[Stored entries]
---

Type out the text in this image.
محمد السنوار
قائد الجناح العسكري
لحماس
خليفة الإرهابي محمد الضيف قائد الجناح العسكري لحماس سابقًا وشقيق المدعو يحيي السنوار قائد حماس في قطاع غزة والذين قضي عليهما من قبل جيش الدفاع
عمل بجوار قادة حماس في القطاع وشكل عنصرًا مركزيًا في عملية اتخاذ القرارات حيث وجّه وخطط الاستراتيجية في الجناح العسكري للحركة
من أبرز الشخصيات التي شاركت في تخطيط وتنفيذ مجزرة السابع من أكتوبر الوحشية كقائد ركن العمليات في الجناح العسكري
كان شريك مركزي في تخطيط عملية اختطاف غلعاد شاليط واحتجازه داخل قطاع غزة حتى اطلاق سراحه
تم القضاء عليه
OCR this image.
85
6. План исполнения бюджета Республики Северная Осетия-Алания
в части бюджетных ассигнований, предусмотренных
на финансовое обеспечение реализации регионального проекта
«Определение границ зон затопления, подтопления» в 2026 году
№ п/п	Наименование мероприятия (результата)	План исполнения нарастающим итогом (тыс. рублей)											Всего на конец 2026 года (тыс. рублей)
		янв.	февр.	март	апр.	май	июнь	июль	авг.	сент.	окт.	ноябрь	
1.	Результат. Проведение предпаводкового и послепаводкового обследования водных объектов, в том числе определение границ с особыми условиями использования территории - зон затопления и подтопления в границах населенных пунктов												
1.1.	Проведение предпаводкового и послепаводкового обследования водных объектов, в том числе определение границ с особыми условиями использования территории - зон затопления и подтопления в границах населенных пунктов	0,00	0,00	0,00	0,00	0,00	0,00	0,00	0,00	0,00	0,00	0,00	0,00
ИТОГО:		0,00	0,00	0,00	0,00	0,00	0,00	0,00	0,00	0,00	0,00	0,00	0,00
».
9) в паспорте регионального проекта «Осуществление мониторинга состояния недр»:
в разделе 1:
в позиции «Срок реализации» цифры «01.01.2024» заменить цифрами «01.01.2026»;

---

# WRITTEN TASK
Output all of the data above without any alteration.

# EXPECTED ANSWER
Type out the text in this image.
محمد السنوار
قائد الجناح العسكري
لحماس
خليفة الإرهابي محمد الضيف قائد الجناح العسكري لحماس سابقًا وشقيق المدعو يحيي السنوار قائد حماس في قطاع غزة والذين قضي عليهما من قبل جيش الدفاع
عمل بجوار قادة حماس في القطاع وشكل عنصرًا مركزيًا في عملية اتخاذ القرارات حيث وجّه وخطط الاستراتيجية في الجناح العسكري للحركة
من أبرز الشخصيات التي شاركت في تخطيط وتنفيذ مجزرة السابع من أكتوبر الوحشية كقائد ركن العمليات في الجناح العسكري
كان شريك مركزي في تخطيط عملية اختطاف غلعاد شاليط واحتجازه داخل قطاع غزة حتى اطلاق سراحه
تم القضاء عليه
OCR this image.
85
6. План исполнения бюджета Республики Северная Осетия-Алания
в части бюджетных ассигнований, предусмотренных
на финансовое обеспечение реализации регионального проекта
«Определение границ зон затопления, подтопления» в 2026 году
№ п/п	Наименование мероприятия (результата)	План исполнения нарастающим итогом (тыс. рублей)											Всего на конец 2026 года (тыс. рублей)
		янв.	февр.	март	апр.	май	июнь	июль	авг.	сент.	окт.	ноябрь	
1.	Результат. Проведение предпаводкового и послепаводкового обследования водных объектов, в том числе определение границ с особыми условиями использования территории - зон затопления и подтопления в границах населенных пунктов												
1.1.	Проведение предпаводкового и послепаводкового обследования водных объектов, в том числе определение границ с особыми условиями использования территории - зон затопления и подтопления в границах населенных пунктов	0,00	0,00	0,00	0,00	0,00	0,00	0,00	0,00	0,00	0,00	0,00	0,00
ИТОГО:		0,00	0,00	0,00	0,00	0,00	0,00	0,00	0,00	0,00	0,00	0,00	0,00
».
9) в паспорте регионального проекта «Осуществление мониторинга состояния недр»:
в разделе 1:
в позиции «Срок реализации» цифры «01.01.2024» заменить цифрами «01.01.2026»;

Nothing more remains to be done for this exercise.